═══ Source records

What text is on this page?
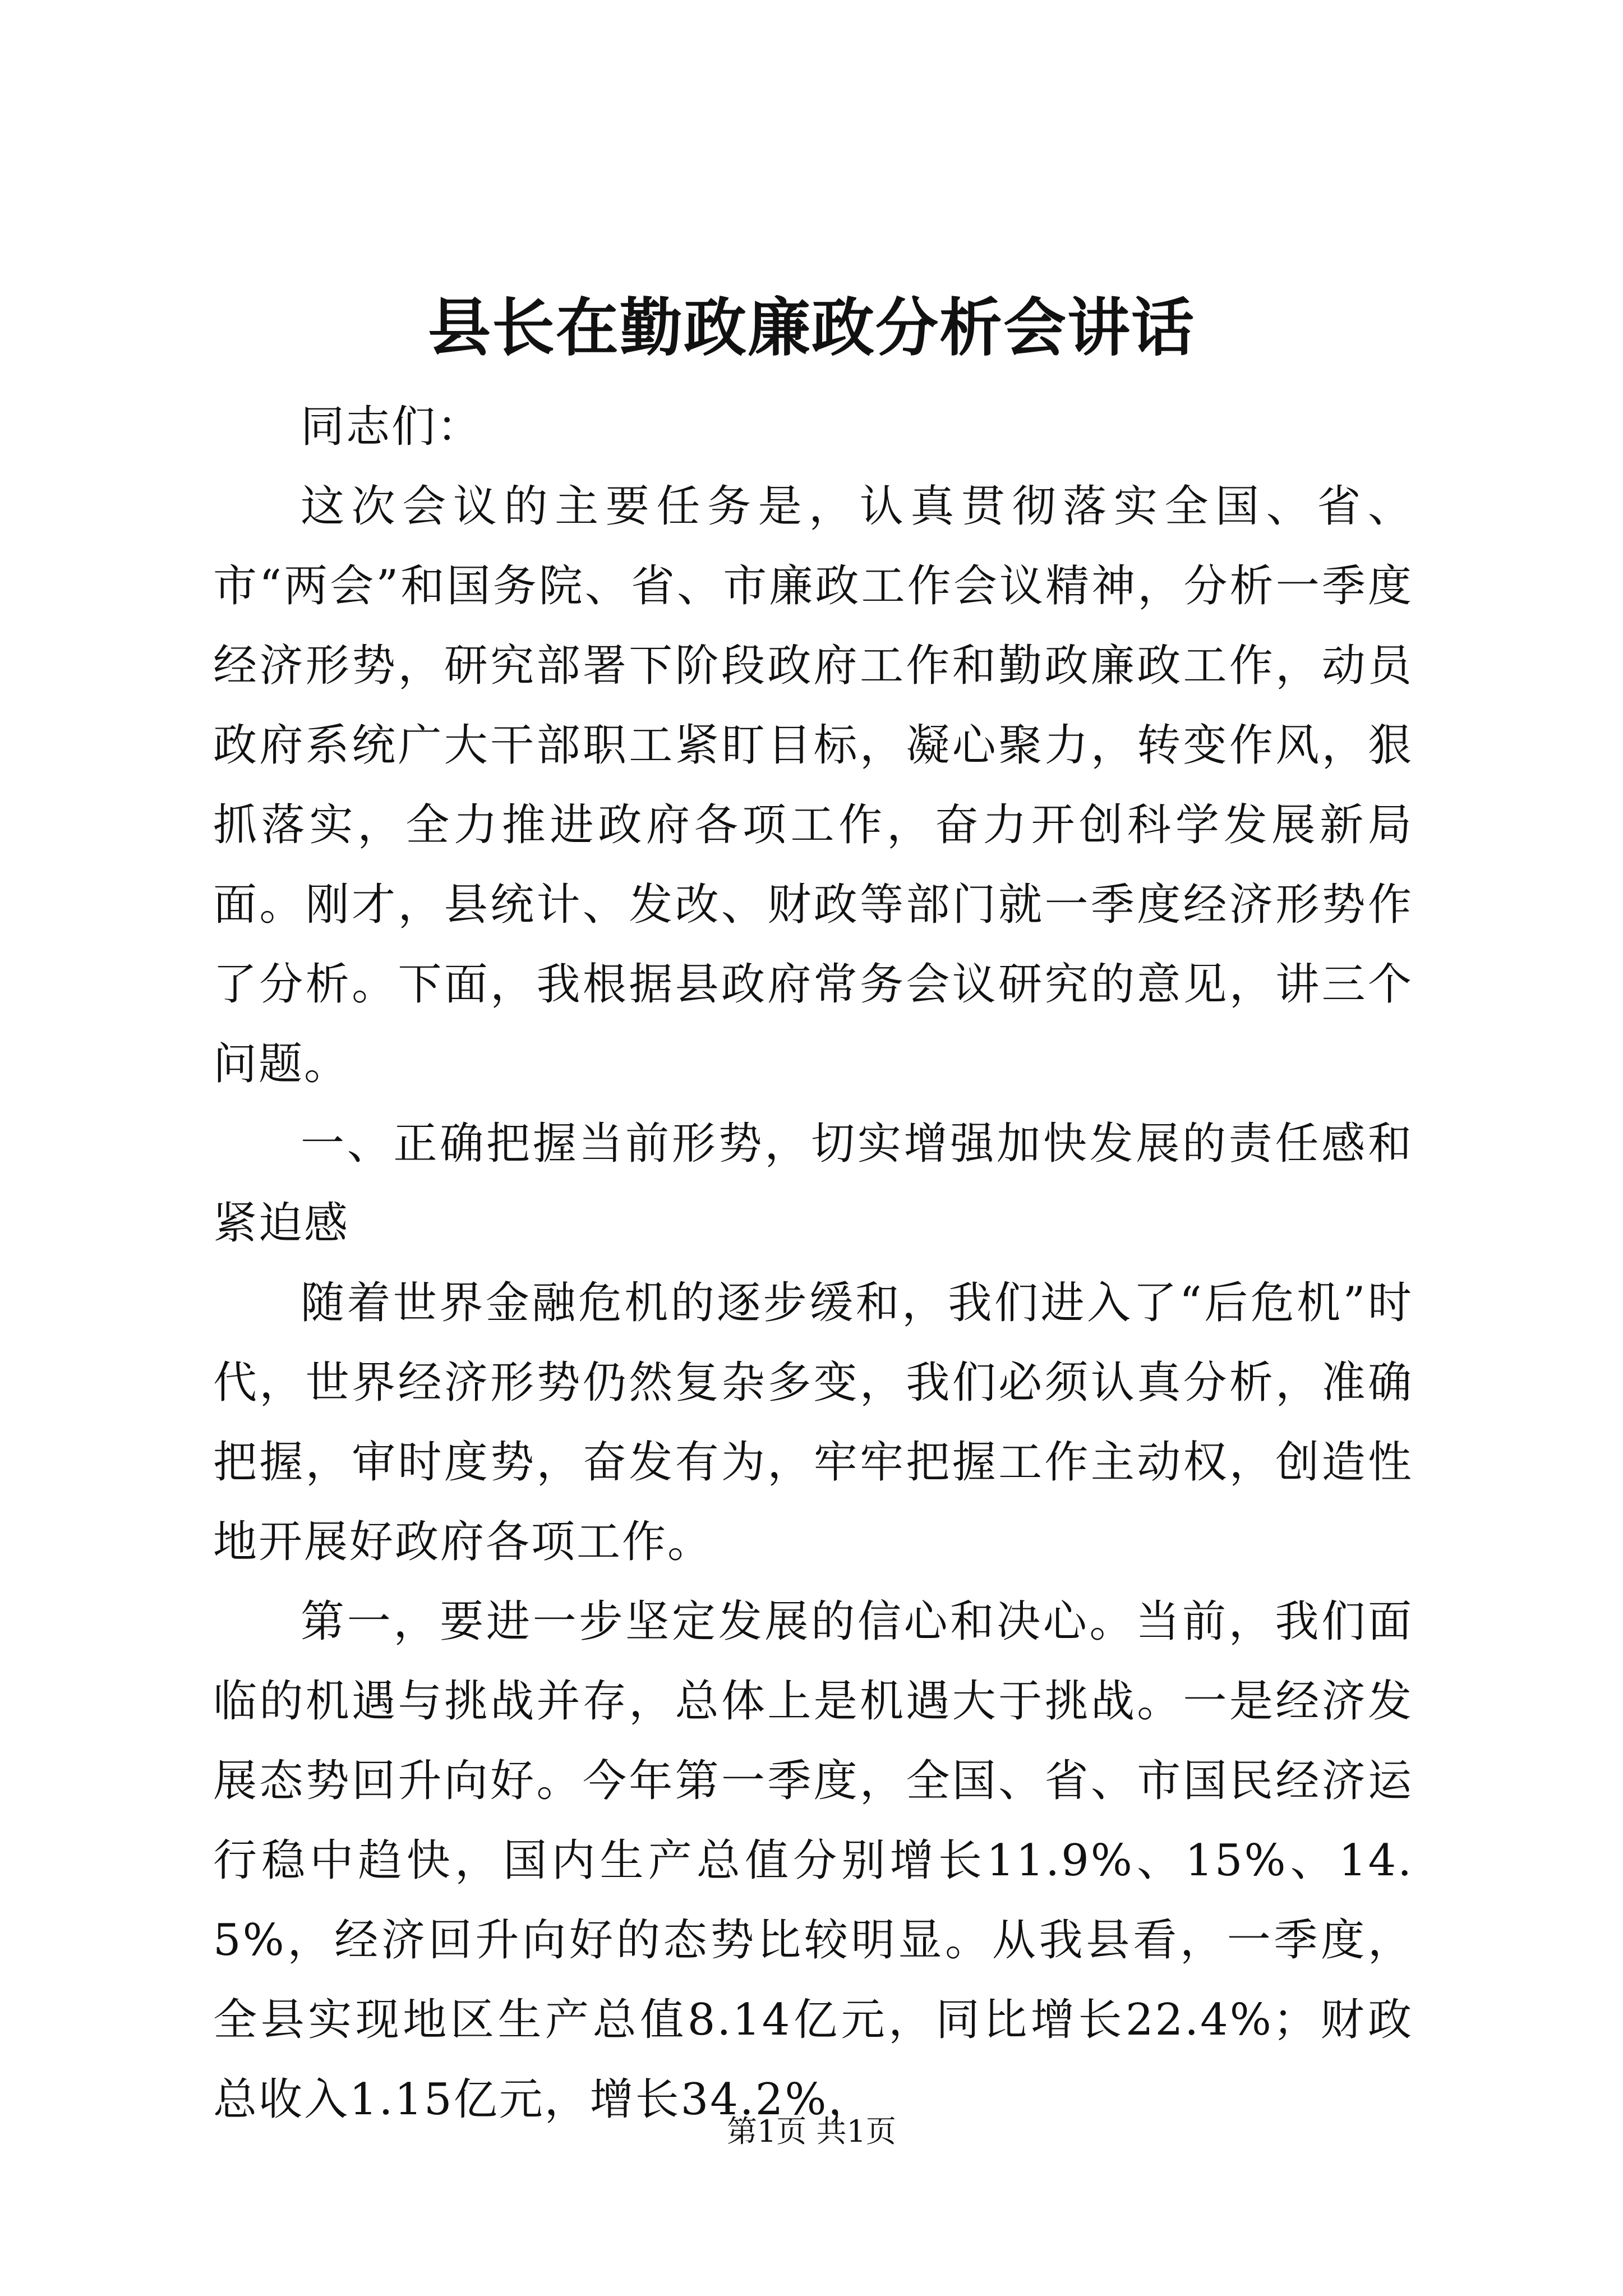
县长在勤政廉政分析会讲话

同志们：

这次会议的主要任务是，认真贯彻落实全国、省、市“两会”和国务院、省、市廉政工作会议精神，分析一季度经济形势，研究部署下阶段政府工作和勤政廉政工作，动员政府系统广大干部职工紧盯目标，凝心聚力，转变作风，狠抓落实，全力推进政府各项工作，奋力开创科学发展新局面。刚才，县统计、发改、财政等部门就一季度经济形势作了分析。下面，我根据县政府常务会议研究的意见，讲三个问题。

一、正确把握当前形势，切实增强加快发展的责任感和紧迫感

随着世界金融危机的逐步缓和，我们进入了“后危机”时代，世界经济形势仍然复杂多变，我们必须认真分析，准确把握，审时度势，奋发有为，牢牢把握工作主动权，创造性地开展好政府各项工作。

第一，要进一步坚定发展的信心和决心。当前，我们面临的机遇与挑战并存，总体上是机遇大于挑战。一是经济发展态势回升向好。今年第一季度，全国、省、市国民经济运行稳中趋快，国内生产总值分别增长11.9%、15%、14.5%，经济回升向好的态势比较明显。从我县看，一季度，全县实现地区生产总值8.14亿元，同比增长22.4%；财政总收入1.15亿元，增长34.2%，

第1页 共1页
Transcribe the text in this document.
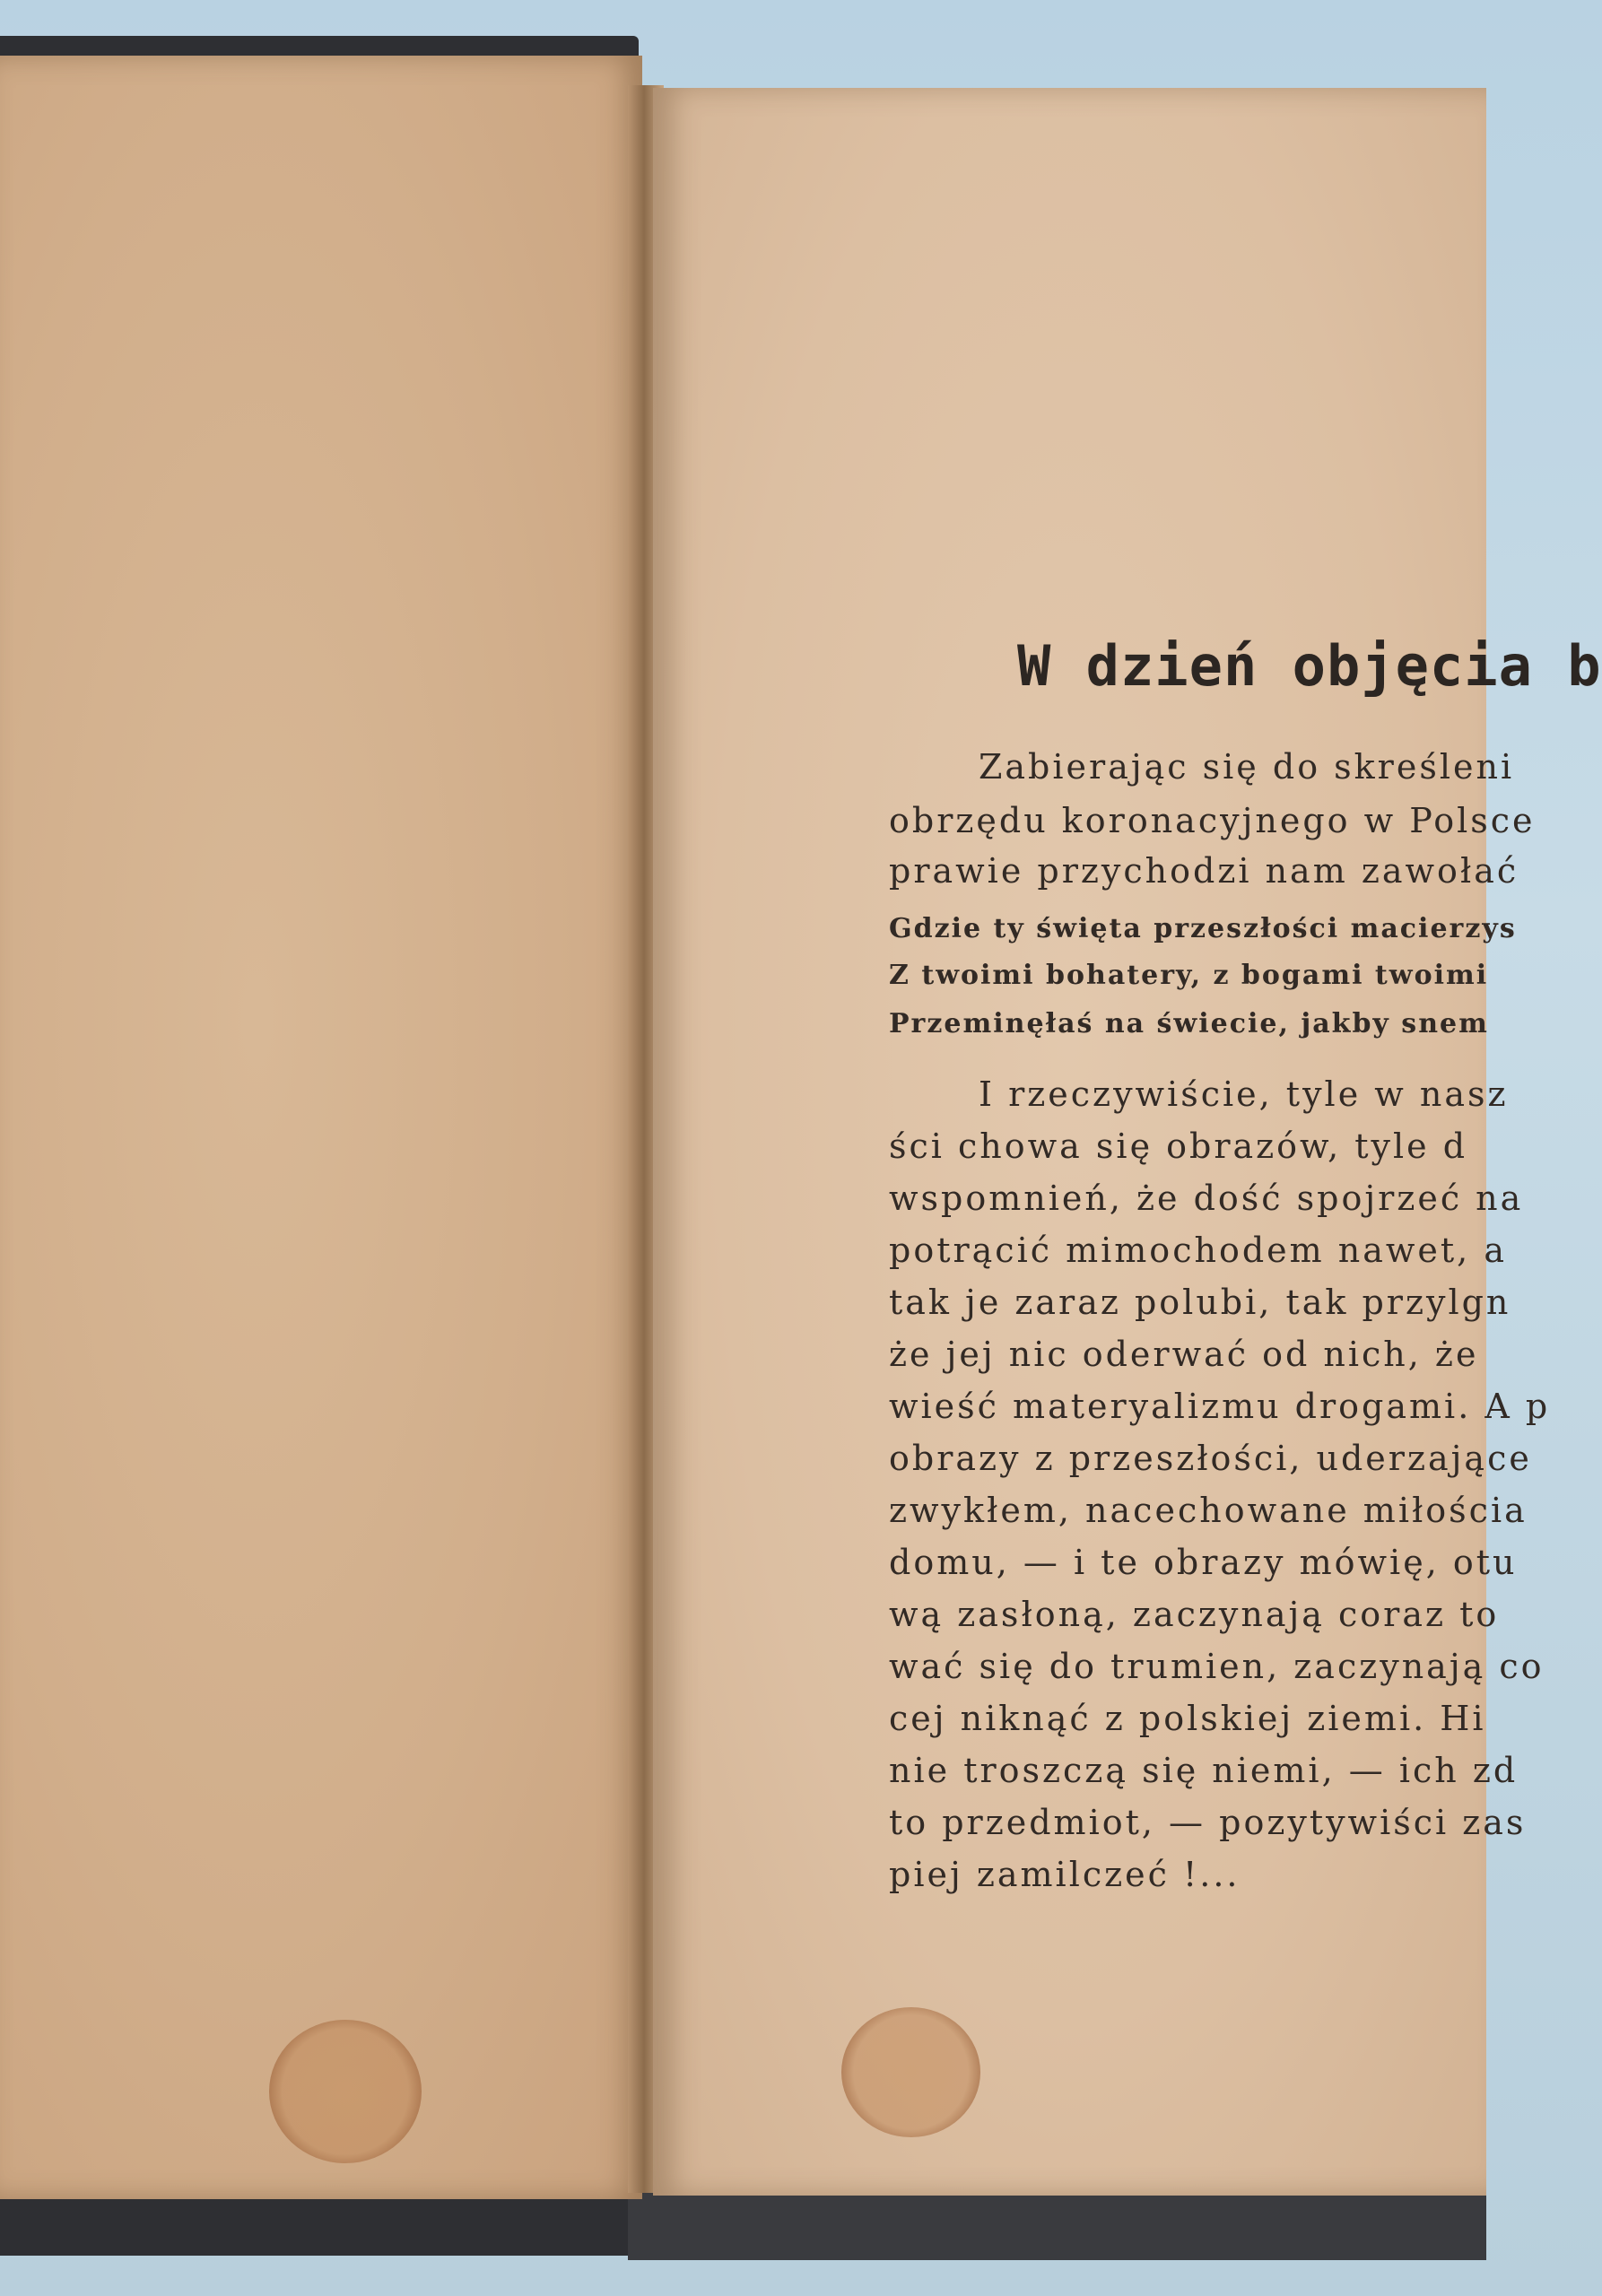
W dzień objęcia b
Zabierając się do skreśleni
obrzędu koronacyjnego w Polsce
prawie przychodzi nam zawołać
Gdzie ty święta przeszłości macierzys
Z twoimi bohatery, z bogami twoimi
Przeminęłaś na świecie, jakby snem
I rzeczywiście, tyle w nasz
ści chowa się obrazów, tyle d
wspomnień, że dość spojrzeć na
potrącić mimochodem nawet, a
tak je zaraz polubi, tak przylgn
że jej nic oderwać od nich, że
wieść materyalizmu drogami. A p
obrazy z przeszłości, uderzające
zwykłem, nacechowane miłościa
domu, — i te obrazy mówię, otu
wą zasłoną, zaczynają coraz to
wać się do trumien, zaczynają co
cej niknąć z polskiej ziemi. Hi
nie troszczą się niemi, — ich zd
to przedmiot, — pozytywiści zas
piej zamilczeć !...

══════

## Exercise description
Copy out each line of the data containing the string "tyle".

## The answer
I rzeczywiście, tyle w nasz
ści chowa się obrazów, tyle d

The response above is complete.